--- start ---

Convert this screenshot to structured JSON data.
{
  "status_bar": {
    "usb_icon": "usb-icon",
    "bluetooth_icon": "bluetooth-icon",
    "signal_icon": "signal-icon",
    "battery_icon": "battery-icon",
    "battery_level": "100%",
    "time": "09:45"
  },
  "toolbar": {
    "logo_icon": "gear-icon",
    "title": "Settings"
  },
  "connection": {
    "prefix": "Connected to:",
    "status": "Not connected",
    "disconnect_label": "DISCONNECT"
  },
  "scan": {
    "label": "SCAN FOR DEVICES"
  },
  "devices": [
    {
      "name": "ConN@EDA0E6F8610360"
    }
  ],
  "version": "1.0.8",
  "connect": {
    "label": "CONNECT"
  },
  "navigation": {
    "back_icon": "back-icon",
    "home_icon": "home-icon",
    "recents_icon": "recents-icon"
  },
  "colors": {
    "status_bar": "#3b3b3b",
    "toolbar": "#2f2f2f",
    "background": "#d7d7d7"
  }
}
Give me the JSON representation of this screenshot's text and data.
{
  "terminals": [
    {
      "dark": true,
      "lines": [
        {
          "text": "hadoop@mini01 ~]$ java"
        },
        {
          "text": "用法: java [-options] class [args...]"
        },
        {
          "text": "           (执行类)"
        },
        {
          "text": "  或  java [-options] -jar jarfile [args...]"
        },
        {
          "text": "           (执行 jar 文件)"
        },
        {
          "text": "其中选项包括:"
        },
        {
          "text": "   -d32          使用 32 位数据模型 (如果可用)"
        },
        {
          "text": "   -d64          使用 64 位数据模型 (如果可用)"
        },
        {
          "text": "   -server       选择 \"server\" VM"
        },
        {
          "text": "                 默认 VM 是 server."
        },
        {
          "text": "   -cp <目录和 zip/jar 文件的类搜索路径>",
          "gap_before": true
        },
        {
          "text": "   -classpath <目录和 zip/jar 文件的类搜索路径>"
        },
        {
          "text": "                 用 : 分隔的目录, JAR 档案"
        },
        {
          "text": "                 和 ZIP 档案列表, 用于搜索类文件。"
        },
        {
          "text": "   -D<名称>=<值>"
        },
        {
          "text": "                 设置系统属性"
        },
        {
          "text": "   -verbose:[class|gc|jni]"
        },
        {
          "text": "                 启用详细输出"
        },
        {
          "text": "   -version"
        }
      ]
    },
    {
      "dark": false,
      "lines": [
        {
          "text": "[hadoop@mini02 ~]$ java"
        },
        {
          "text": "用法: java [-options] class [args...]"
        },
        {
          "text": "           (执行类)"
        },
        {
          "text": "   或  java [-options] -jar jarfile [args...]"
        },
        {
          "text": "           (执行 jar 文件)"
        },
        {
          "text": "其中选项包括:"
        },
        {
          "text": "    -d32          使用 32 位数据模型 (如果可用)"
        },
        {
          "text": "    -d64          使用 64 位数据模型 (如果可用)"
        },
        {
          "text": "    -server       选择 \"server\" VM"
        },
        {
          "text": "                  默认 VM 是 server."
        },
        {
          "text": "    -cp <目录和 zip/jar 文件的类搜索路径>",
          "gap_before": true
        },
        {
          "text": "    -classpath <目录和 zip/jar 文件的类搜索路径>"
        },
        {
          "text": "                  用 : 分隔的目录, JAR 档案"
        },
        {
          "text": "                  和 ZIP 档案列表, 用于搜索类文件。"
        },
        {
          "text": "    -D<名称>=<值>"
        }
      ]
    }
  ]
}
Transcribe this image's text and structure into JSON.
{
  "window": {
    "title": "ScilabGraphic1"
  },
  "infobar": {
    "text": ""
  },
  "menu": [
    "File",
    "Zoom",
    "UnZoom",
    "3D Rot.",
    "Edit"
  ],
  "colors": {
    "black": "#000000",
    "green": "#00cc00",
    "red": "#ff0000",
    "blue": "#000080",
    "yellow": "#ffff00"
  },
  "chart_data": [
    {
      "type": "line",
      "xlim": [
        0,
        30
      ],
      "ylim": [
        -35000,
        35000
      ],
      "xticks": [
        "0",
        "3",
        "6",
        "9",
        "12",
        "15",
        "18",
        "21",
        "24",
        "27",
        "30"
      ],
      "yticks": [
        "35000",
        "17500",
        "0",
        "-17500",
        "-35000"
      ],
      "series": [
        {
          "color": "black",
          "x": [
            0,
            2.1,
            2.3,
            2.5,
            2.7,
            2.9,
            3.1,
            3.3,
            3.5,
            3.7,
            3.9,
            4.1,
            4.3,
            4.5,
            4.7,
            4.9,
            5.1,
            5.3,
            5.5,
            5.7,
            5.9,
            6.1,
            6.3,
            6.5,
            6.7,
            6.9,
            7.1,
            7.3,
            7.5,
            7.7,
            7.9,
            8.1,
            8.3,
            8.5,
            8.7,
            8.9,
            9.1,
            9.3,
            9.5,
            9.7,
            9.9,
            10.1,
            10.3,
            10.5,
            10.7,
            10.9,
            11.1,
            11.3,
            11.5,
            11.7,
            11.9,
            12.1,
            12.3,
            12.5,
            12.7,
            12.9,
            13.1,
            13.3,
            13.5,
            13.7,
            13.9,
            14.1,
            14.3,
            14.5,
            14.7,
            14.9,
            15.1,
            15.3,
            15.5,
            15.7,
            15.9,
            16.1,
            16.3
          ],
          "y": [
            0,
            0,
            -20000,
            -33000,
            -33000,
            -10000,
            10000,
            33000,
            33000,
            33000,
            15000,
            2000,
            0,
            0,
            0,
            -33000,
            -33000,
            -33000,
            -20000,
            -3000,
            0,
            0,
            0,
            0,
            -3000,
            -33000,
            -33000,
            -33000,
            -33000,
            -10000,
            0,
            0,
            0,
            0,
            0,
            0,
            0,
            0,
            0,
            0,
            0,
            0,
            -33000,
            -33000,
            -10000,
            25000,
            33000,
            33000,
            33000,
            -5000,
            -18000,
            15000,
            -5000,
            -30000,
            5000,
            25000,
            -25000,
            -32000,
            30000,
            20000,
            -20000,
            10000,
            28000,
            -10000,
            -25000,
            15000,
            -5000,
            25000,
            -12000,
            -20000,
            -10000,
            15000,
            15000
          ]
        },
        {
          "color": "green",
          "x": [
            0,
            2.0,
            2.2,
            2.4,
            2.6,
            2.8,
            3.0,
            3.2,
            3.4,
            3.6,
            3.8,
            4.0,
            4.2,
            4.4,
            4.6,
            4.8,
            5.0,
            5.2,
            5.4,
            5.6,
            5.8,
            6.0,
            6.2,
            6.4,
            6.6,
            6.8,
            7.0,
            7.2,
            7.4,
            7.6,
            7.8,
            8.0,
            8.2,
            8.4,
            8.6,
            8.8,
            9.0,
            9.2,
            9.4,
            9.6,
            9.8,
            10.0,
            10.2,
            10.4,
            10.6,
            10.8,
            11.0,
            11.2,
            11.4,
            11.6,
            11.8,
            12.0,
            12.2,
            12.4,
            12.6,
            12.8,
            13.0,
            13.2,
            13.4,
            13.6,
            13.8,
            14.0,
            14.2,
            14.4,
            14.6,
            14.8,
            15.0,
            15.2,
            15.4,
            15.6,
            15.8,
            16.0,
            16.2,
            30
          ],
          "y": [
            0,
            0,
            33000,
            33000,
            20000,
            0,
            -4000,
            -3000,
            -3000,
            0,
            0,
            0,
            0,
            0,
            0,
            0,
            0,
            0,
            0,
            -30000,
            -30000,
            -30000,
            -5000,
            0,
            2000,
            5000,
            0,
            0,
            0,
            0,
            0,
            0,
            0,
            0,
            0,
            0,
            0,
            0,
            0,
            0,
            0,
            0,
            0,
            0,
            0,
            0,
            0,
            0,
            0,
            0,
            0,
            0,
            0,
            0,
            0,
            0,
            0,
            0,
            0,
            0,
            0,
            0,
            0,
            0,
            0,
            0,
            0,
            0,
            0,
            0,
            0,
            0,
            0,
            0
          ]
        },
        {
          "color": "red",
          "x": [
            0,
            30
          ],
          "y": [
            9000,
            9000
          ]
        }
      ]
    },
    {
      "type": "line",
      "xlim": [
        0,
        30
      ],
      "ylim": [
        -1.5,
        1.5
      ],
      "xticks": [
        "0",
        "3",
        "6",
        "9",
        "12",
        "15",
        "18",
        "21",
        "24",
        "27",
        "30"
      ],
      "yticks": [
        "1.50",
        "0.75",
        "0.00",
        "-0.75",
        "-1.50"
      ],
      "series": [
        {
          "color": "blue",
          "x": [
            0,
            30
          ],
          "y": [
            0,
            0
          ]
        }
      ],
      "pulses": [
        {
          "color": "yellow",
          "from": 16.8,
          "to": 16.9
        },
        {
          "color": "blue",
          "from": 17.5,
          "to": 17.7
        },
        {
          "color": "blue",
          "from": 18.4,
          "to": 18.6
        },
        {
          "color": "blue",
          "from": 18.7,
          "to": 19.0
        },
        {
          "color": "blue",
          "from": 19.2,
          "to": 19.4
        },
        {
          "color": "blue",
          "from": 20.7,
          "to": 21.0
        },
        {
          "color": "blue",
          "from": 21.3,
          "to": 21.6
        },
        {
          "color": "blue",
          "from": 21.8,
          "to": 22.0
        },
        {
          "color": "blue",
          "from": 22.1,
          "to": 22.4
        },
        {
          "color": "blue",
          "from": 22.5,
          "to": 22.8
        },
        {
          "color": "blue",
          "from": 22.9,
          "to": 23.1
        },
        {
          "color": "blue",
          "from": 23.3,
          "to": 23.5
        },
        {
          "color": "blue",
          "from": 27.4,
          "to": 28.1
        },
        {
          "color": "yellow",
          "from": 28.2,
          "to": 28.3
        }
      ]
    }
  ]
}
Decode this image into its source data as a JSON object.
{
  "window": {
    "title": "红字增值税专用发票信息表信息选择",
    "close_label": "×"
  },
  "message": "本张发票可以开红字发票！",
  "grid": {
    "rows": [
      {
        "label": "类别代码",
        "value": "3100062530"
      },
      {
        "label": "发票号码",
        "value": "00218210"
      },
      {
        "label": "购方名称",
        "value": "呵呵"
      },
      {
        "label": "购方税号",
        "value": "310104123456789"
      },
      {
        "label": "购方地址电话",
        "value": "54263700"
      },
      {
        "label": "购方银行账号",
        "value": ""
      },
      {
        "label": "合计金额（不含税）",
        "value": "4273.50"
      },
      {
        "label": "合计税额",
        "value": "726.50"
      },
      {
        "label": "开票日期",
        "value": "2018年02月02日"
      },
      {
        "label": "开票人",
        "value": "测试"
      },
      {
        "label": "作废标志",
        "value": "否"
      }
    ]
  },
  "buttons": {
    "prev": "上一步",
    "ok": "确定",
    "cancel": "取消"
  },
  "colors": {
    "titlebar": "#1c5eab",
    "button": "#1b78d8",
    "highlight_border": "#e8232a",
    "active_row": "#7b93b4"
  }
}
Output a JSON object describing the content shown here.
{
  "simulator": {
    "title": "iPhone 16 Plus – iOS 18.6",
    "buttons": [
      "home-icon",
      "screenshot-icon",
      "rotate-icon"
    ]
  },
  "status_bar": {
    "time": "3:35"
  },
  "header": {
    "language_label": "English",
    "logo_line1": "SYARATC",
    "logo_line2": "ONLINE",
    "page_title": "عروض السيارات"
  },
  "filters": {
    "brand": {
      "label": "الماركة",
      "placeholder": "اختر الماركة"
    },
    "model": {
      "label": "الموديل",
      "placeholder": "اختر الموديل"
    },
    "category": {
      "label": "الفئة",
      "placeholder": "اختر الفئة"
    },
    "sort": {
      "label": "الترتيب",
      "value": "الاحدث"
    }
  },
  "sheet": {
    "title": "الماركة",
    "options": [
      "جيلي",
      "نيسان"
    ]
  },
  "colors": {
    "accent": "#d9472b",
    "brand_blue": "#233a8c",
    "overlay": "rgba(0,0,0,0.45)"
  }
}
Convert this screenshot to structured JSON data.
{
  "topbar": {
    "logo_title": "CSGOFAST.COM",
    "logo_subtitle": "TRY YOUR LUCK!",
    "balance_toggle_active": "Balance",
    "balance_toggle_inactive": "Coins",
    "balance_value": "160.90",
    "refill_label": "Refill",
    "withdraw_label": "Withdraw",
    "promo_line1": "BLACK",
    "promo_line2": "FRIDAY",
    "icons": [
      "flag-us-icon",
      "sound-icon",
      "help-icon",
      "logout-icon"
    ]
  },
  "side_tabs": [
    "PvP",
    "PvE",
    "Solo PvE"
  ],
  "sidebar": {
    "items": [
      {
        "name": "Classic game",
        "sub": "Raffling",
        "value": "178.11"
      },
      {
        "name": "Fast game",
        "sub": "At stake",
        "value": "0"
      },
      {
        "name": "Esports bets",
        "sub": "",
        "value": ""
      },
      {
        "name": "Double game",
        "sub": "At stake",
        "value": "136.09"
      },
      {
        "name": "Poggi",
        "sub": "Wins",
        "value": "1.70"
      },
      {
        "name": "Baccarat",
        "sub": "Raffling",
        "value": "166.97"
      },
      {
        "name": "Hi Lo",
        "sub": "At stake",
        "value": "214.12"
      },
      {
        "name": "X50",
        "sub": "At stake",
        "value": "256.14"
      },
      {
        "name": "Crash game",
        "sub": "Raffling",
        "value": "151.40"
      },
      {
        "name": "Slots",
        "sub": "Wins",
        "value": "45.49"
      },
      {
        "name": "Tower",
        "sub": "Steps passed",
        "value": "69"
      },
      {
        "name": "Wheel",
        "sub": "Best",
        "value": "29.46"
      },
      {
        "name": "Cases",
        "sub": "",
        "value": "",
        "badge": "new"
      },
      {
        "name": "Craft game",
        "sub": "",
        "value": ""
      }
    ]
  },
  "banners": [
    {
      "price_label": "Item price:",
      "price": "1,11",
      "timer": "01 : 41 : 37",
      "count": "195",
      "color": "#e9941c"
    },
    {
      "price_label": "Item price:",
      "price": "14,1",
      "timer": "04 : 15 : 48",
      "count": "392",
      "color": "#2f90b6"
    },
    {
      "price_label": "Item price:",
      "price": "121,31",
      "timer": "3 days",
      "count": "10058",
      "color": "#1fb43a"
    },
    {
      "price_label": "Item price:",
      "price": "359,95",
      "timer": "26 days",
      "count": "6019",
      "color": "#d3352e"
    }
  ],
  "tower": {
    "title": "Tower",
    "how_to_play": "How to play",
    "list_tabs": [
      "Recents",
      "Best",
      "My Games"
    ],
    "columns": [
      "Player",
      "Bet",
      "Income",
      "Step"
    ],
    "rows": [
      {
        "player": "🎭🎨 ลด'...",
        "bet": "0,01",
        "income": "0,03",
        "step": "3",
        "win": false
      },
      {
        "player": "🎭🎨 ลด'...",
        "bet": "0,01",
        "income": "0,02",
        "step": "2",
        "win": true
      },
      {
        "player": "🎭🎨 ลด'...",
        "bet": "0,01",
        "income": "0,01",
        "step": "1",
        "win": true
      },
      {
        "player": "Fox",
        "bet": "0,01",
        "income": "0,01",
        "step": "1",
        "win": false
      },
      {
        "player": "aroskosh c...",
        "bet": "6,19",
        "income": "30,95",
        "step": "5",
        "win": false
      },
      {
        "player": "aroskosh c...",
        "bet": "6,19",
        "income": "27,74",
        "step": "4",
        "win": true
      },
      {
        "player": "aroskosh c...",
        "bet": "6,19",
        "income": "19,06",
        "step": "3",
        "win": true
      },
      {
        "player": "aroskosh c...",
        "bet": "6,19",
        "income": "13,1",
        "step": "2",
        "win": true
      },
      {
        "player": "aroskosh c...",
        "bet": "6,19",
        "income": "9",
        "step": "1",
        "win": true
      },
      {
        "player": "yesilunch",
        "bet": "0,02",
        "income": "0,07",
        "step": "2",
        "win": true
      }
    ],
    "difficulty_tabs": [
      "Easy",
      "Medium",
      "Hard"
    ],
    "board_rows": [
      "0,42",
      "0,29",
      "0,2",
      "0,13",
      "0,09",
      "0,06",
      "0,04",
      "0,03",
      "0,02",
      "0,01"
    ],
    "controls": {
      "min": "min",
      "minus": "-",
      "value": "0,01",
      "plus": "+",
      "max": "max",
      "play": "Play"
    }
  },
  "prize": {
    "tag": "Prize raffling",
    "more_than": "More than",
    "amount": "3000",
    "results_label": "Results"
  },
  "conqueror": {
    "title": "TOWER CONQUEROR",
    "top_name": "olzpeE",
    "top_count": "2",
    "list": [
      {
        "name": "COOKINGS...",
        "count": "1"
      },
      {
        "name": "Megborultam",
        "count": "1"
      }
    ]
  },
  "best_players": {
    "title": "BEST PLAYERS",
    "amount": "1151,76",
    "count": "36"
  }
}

--- end ---

SET PROBLEM:
In the listing, how many lines hold "用于搜索类文件"? Answer with a bare number.

OUTPUT OF THE TASK:
2